• Problem details:
Your task is to retype every entry exactly, omitting nothing.

···

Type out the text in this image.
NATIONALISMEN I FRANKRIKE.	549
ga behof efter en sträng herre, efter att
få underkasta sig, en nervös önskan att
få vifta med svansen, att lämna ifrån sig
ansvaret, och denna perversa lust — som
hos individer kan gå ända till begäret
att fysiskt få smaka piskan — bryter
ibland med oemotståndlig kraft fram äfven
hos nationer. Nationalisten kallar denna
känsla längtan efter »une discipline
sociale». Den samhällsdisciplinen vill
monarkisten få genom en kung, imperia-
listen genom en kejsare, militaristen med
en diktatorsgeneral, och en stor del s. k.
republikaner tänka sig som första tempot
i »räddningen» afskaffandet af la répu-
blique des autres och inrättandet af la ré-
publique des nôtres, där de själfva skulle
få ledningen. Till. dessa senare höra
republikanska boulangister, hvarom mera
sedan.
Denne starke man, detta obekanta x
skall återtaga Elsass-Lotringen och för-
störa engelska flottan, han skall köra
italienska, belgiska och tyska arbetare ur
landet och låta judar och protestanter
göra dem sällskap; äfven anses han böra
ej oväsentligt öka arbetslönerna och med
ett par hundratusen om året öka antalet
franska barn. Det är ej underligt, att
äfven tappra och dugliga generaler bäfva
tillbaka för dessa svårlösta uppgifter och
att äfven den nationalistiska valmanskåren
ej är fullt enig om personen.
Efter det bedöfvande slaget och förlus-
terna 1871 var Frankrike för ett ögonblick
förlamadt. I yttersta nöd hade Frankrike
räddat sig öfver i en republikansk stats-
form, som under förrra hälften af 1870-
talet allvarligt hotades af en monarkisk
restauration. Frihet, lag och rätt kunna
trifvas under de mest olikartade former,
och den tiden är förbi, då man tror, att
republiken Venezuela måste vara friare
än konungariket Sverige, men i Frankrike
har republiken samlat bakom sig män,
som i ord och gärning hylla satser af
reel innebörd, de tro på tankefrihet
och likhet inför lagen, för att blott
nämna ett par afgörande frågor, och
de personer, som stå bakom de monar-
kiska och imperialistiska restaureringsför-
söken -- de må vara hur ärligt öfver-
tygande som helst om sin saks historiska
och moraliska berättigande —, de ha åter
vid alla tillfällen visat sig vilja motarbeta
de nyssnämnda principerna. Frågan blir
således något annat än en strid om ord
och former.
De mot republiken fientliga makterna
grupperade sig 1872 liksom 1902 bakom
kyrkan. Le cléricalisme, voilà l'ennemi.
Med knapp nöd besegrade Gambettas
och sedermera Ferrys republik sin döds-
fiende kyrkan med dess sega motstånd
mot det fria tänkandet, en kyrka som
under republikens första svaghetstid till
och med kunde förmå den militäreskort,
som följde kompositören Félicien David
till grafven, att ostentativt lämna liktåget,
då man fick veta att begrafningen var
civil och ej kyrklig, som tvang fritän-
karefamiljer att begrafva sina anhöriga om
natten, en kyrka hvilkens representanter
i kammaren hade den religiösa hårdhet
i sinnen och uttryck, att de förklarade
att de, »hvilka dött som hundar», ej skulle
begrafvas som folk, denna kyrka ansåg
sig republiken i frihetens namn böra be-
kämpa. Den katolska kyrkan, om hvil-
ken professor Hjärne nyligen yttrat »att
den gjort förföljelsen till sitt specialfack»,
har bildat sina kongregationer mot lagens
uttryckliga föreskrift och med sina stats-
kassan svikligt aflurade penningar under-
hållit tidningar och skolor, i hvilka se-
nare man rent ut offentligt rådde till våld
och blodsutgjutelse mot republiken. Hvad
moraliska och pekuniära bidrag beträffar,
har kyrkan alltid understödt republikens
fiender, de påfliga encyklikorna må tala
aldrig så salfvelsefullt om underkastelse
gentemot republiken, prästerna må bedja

···

• Exercise output:
Type out the text in this image.
NATIONALISMEN I FRANKRIKE.	549
ga behof efter en sträng herre, efter att
få underkasta sig, en nervös önskan att
få vifta med svansen, att lämna ifrån sig
ansvaret, och denna perversa lust — som
hos individer kan gå ända till begäret
att fysiskt få smaka piskan — bryter
ibland med oemotståndlig kraft fram äfven
hos nationer. Nationalisten kallar denna
känsla längtan efter »une discipline
sociale». Den samhällsdisciplinen vill
monarkisten få genom en kung, imperia-
listen genom en kejsare, militaristen med
en diktatorsgeneral, och en stor del s. k.
republikaner tänka sig som första tempot
i »räddningen» afskaffandet af la répu-
blique des autres och inrättandet af la ré-
publique des nôtres, där de själfva skulle
få ledningen. Till. dessa senare höra
republikanska boulangister, hvarom mera
sedan.
Denne starke man, detta obekanta x
skall återtaga Elsass-Lotringen och för-
störa engelska flottan, han skall köra
italienska, belgiska och tyska arbetare ur
landet och låta judar och protestanter
göra dem sällskap; äfven anses han böra
ej oväsentligt öka arbetslönerna och med
ett par hundratusen om året öka antalet
franska barn. Det är ej underligt, att
äfven tappra och dugliga generaler bäfva
tillbaka för dessa svårlösta uppgifter och
att äfven den nationalistiska valmanskåren
ej är fullt enig om personen.
Efter det bedöfvande slaget och förlus-
terna 1871 var Frankrike för ett ögonblick
förlamadt. I yttersta nöd hade Frankrike
räddat sig öfver i en republikansk stats-
form, som under förrra hälften af 1870-
talet allvarligt hotades af en monarkisk
restauration. Frihet, lag och rätt kunna
trifvas under de mest olikartade former,
och den tiden är förbi, då man tror, att
republiken Venezuela måste vara friare
än konungariket Sverige, men i Frankrike
har republiken samlat bakom sig män,
som i ord och gärning hylla satser af
reel innebörd, de tro på tankefrihet
och likhet inför lagen, för att blott
nämna ett par afgörande frågor, och
de personer, som stå bakom de monar-
kiska och imperialistiska restaureringsför-
söken -- de må vara hur ärligt öfver-
tygande som helst om sin saks historiska
och moraliska berättigande —, de ha åter
vid alla tillfällen visat sig vilja motarbeta
de nyssnämnda principerna. Frågan blir
således något annat än en strid om ord
och former.
De mot republiken fientliga makterna
grupperade sig 1872 liksom 1902 bakom
kyrkan. Le cléricalisme, voilà l'ennemi.
Med knapp nöd besegrade Gambettas
och sedermera Ferrys republik sin döds-
fiende kyrkan med dess sega motstånd
mot det fria tänkandet, en kyrka som
under republikens första svaghetstid till
och med kunde förmå den militäreskort,
som följde kompositören Félicien David
till grafven, att ostentativt lämna liktåget,
då man fick veta att begrafningen var
civil och ej kyrklig, som tvang fritän-
karefamiljer att begrafva sina anhöriga om
natten, en kyrka hvilkens representanter
i kammaren hade den religiösa hårdhet
i sinnen och uttryck, att de förklarade
att de, »hvilka dött som hundar», ej skulle
begrafvas som folk, denna kyrka ansåg
sig republiken i frihetens namn böra be-
kämpa. Den katolska kyrkan, om hvil-
ken professor Hjärne nyligen yttrat »att
den gjort förföljelsen till sitt specialfack»,
har bildat sina kongregationer mot lagens
uttryckliga föreskrift och med sina stats-
kassan svikligt aflurade penningar under-
hållit tidningar och skolor, i hvilka se-
nare man rent ut offentligt rådde till våld
och blodsutgjutelse mot republiken. Hvad
moraliska och pekuniära bidrag beträffar,
har kyrkan alltid understödt republikens
fiender, de påfliga encyklikorna må tala
aldrig så salfvelsefullt om underkastelse
gentemot republiken, prästerna må bedja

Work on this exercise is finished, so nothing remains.